* **Requirements**: Your task is to repeat the listing exactly.

* **Records supplied**:
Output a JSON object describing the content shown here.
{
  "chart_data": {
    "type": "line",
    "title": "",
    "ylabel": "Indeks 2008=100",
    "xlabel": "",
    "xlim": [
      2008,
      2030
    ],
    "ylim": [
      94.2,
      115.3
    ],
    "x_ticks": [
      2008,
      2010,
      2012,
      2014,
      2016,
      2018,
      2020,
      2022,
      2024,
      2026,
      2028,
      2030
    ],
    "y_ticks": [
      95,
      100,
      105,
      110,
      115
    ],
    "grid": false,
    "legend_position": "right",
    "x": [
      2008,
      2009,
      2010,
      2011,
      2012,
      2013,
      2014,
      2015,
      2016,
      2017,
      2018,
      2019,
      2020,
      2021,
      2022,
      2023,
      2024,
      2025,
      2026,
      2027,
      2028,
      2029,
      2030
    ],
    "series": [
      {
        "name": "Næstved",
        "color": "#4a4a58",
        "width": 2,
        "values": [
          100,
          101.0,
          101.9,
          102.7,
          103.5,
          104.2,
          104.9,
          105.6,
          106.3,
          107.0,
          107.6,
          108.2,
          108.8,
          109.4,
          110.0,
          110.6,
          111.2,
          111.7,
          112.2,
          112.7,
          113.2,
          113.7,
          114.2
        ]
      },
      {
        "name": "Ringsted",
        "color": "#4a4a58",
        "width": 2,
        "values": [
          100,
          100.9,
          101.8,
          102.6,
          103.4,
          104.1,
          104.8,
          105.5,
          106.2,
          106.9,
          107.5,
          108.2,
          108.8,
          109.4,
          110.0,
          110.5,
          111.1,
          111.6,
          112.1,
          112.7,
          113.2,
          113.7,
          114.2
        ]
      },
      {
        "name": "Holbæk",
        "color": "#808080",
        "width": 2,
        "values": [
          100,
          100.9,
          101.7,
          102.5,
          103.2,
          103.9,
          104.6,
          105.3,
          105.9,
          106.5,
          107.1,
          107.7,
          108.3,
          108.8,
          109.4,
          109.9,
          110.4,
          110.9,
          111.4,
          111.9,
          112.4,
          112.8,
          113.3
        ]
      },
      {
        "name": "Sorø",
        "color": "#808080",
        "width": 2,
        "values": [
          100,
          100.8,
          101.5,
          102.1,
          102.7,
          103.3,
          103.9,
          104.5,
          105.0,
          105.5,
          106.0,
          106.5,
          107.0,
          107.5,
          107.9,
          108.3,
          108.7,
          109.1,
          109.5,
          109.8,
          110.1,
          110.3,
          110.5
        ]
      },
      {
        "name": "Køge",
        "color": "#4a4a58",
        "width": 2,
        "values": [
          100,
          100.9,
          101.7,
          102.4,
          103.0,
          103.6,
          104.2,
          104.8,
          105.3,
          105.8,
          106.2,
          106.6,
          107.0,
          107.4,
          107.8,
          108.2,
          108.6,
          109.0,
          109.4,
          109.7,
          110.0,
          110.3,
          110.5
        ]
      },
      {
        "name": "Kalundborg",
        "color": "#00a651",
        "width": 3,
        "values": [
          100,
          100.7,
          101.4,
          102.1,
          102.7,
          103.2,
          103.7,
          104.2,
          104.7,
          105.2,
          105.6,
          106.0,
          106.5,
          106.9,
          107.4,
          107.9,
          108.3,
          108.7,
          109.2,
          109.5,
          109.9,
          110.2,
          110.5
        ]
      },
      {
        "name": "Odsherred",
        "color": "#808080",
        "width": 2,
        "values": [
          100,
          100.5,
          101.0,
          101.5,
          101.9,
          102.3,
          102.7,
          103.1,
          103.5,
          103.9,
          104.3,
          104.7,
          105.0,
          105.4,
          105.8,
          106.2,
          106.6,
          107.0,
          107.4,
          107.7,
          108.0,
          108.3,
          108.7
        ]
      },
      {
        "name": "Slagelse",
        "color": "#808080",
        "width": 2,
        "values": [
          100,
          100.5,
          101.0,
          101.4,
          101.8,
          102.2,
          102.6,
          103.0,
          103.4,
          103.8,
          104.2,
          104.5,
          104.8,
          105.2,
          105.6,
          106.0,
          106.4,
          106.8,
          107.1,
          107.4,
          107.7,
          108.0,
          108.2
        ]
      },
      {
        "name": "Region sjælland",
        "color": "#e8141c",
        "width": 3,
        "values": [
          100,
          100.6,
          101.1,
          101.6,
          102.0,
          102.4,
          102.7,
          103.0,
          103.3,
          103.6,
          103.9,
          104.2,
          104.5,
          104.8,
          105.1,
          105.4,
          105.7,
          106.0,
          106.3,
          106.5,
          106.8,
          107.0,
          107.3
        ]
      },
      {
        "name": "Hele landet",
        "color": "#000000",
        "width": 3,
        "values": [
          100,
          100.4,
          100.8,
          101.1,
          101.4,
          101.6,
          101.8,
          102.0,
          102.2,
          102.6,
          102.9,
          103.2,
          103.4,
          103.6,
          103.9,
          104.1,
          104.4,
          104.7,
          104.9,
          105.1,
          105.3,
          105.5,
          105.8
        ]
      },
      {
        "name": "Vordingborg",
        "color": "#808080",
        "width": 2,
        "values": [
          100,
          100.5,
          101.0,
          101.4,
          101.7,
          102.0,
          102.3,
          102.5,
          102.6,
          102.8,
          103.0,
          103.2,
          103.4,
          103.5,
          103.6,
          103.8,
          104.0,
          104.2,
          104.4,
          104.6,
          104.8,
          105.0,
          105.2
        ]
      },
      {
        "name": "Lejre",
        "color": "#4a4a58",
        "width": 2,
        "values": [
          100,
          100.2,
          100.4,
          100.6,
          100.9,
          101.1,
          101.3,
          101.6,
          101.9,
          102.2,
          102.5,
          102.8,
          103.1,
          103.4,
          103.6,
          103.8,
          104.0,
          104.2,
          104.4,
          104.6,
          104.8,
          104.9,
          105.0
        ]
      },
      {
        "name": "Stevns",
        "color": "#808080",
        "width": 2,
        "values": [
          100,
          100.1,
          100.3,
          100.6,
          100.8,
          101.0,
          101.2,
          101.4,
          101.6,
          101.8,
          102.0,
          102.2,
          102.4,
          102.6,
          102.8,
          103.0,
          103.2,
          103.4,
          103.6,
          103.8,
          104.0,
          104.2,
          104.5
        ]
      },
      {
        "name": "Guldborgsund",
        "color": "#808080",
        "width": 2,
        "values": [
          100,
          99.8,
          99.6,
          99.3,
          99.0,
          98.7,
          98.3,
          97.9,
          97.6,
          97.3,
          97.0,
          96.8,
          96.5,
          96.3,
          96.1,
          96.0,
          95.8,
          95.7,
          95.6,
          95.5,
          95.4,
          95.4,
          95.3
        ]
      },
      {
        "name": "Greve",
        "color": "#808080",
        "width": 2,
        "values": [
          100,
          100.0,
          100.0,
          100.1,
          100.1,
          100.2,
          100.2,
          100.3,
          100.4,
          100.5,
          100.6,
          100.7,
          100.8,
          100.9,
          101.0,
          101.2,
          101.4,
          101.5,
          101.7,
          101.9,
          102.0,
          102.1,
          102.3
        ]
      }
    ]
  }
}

* **The answer**:
Output a JSON object describing the content shown here.
{
  "chart_data": {
    "type": "line",
    "title": "",
    "ylabel": "Indeks 2008=100",
    "xlabel": "",
    "xlim": [
      2008,
      2030
    ],
    "ylim": [
      94.2,
      115.3
    ],
    "x_ticks": [
      2008,
      2010,
      2012,
      2014,
      2016,
      2018,
      2020,
      2022,
      2024,
      2026,
      2028,
      2030
    ],
    "y_ticks": [
      95,
      100,
      105,
      110,
      115
    ],
    "grid": false,
    "legend_position": "right",
    "x": [
      2008,
      2009,
      2010,
      2011,
      2012,
      2013,
      2014,
      2015,
      2016,
      2017,
      2018,
      2019,
      2020,
      2021,
      2022,
      2023,
      2024,
      2025,
      2026,
      2027,
      2028,
      2029,
      2030
    ],
    "series": [
      {
        "name": "Næstved",
        "color": "#4a4a58",
        "width": 2,
        "values": [
          100,
          101.0,
          101.9,
          102.7,
          103.5,
          104.2,
          104.9,
          105.6,
          106.3,
          107.0,
          107.6,
          108.2,
          108.8,
          109.4,
          110.0,
          110.6,
          111.2,
          111.7,
          112.2,
          112.7,
          113.2,
          113.7,
          114.2
        ]
      },
      {
        "name": "Ringsted",
        "color": "#4a4a58",
        "width": 2,
        "values": [
          100,
          100.9,
          101.8,
          102.6,
          103.4,
          104.1,
          104.8,
          105.5,
          106.2,
          106.9,
          107.5,
          108.2,
          108.8,
          109.4,
          110.0,
          110.5,
          111.1,
          111.6,
          112.1,
          112.7,
          113.2,
          113.7,
          114.2
        ]
      },
      {
        "name": "Holbæk",
        "color": "#808080",
        "width": 2,
        "values": [
          100,
          100.9,
          101.7,
          102.5,
          103.2,
          103.9,
          104.6,
          105.3,
          105.9,
          106.5,
          107.1,
          107.7,
          108.3,
          108.8,
          109.4,
          109.9,
          110.4,
          110.9,
          111.4,
          111.9,
          112.4,
          112.8,
          113.3
        ]
      },
      {
        "name": "Sorø",
        "color": "#808080",
        "width": 2,
        "values": [
          100,
          100.8,
          101.5,
          102.1,
          102.7,
          103.3,
          103.9,
          104.5,
          105.0,
          105.5,
          106.0,
          106.5,
          107.0,
          107.5,
          107.9,
          108.3,
          108.7,
          109.1,
          109.5,
          109.8,
          110.1,
          110.3,
          110.5
        ]
      },
      {
        "name": "Køge",
        "color": "#4a4a58",
        "width": 2,
        "values": [
          100,
          100.9,
          101.7,
          102.4,
          103.0,
          103.6,
          104.2,
          104.8,
          105.3,
          105.8,
          106.2,
          106.6,
          107.0,
          107.4,
          107.8,
          108.2,
          108.6,
          109.0,
          109.4,
          109.7,
          110.0,
          110.3,
          110.5
        ]
      },
      {
        "name": "Kalundborg",
        "color": "#00a651",
        "width": 3,
        "values": [
          100,
          100.7,
          101.4,
          102.1,
          102.7,
          103.2,
          103.7,
          104.2,
          104.7,
          105.2,
          105.6,
          106.0,
          106.5,
          106.9,
          107.4,
          107.9,
          108.3,
          108.7,
          109.2,
          109.5,
          109.9,
          110.2,
          110.5
        ]
      },
      {
        "name": "Odsherred",
        "color": "#808080",
        "width": 2,
        "values": [
          100,
          100.5,
          101.0,
          101.5,
          101.9,
          102.3,
          102.7,
          103.1,
          103.5,
          103.9,
          104.3,
          104.7,
          105.0,
          105.4,
          105.8,
          106.2,
          106.6,
          107.0,
          107.4,
          107.7,
          108.0,
          108.3,
          108.7
        ]
      },
      {
        "name": "Slagelse",
        "color": "#808080",
        "width": 2,
        "values": [
          100,
          100.5,
          101.0,
          101.4,
          101.8,
          102.2,
          102.6,
          103.0,
          103.4,
          103.8,
          104.2,
          104.5,
          104.8,
          105.2,
          105.6,
          106.0,
          106.4,
          106.8,
          107.1,
          107.4,
          107.7,
          108.0,
          108.2
        ]
      },
      {
        "name": "Region sjælland",
        "color": "#e8141c",
        "width": 3,
        "values": [
          100,
          100.6,
          101.1,
          101.6,
          102.0,
          102.4,
          102.7,
          103.0,
          103.3,
          103.6,
          103.9,
          104.2,
          104.5,
          104.8,
          105.1,
          105.4,
          105.7,
          106.0,
          106.3,
          106.5,
          106.8,
          107.0,
          107.3
        ]
      },
      {
        "name": "Hele landet",
        "color": "#000000",
        "width": 3,
        "values": [
          100,
          100.4,
          100.8,
          101.1,
          101.4,
          101.6,
          101.8,
          102.0,
          102.2,
          102.6,
          102.9,
          103.2,
          103.4,
          103.6,
          103.9,
          104.1,
          104.4,
          104.7,
          104.9,
          105.1,
          105.3,
          105.5,
          105.8
        ]
      },
      {
        "name": "Vordingborg",
        "color": "#808080",
        "width": 2,
        "values": [
          100,
          100.5,
          101.0,
          101.4,
          101.7,
          102.0,
          102.3,
          102.5,
          102.6,
          102.8,
          103.0,
          103.2,
          103.4,
          103.5,
          103.6,
          103.8,
          104.0,
          104.2,
          104.4,
          104.6,
          104.8,
          105.0,
          105.2
        ]
      },
      {
        "name": "Lejre",
        "color": "#4a4a58",
        "width": 2,
        "values": [
          100,
          100.2,
          100.4,
          100.6,
          100.9,
          101.1,
          101.3,
          101.6,
          101.9,
          102.2,
          102.5,
          102.8,
          103.1,
          103.4,
          103.6,
          103.8,
          104.0,
          104.2,
          104.4,
          104.6,
          104.8,
          104.9,
          105.0
        ]
      },
      {
        "name": "Stevns",
        "color": "#808080",
        "width": 2,
        "values": [
          100,
          100.1,
          100.3,
          100.6,
          100.8,
          101.0,
          101.2,
          101.4,
          101.6,
          101.8,
          102.0,
          102.2,
          102.4,
          102.6,
          102.8,
          103.0,
          103.2,
          103.4,
          103.6,
          103.8,
          104.0,
          104.2,
          104.5
        ]
      },
      {
        "name": "Guldborgsund",
        "color": "#808080",
        "width": 2,
        "values": [
          100,
          99.8,
          99.6,
          99.3,
          99.0,
          98.7,
          98.3,
          97.9,
          97.6,
          97.3,
          97.0,
          96.8,
          96.5,
          96.3,
          96.1,
          96.0,
          95.8,
          95.7,
          95.6,
          95.5,
          95.4,
          95.4,
          95.3
        ]
      },
      {
        "name": "Greve",
        "color": "#808080",
        "width": 2,
        "values": [
          100,
          100.0,
          100.0,
          100.1,
          100.1,
          100.2,
          100.2,
          100.3,
          100.4,
          100.5,
          100.6,
          100.7,
          100.8,
          100.9,
          101.0,
          101.2,
          101.4,
          101.5,
          101.7,
          101.9,
          102.0,
          102.1,
          102.3
        ]
      }
    ]
  }
}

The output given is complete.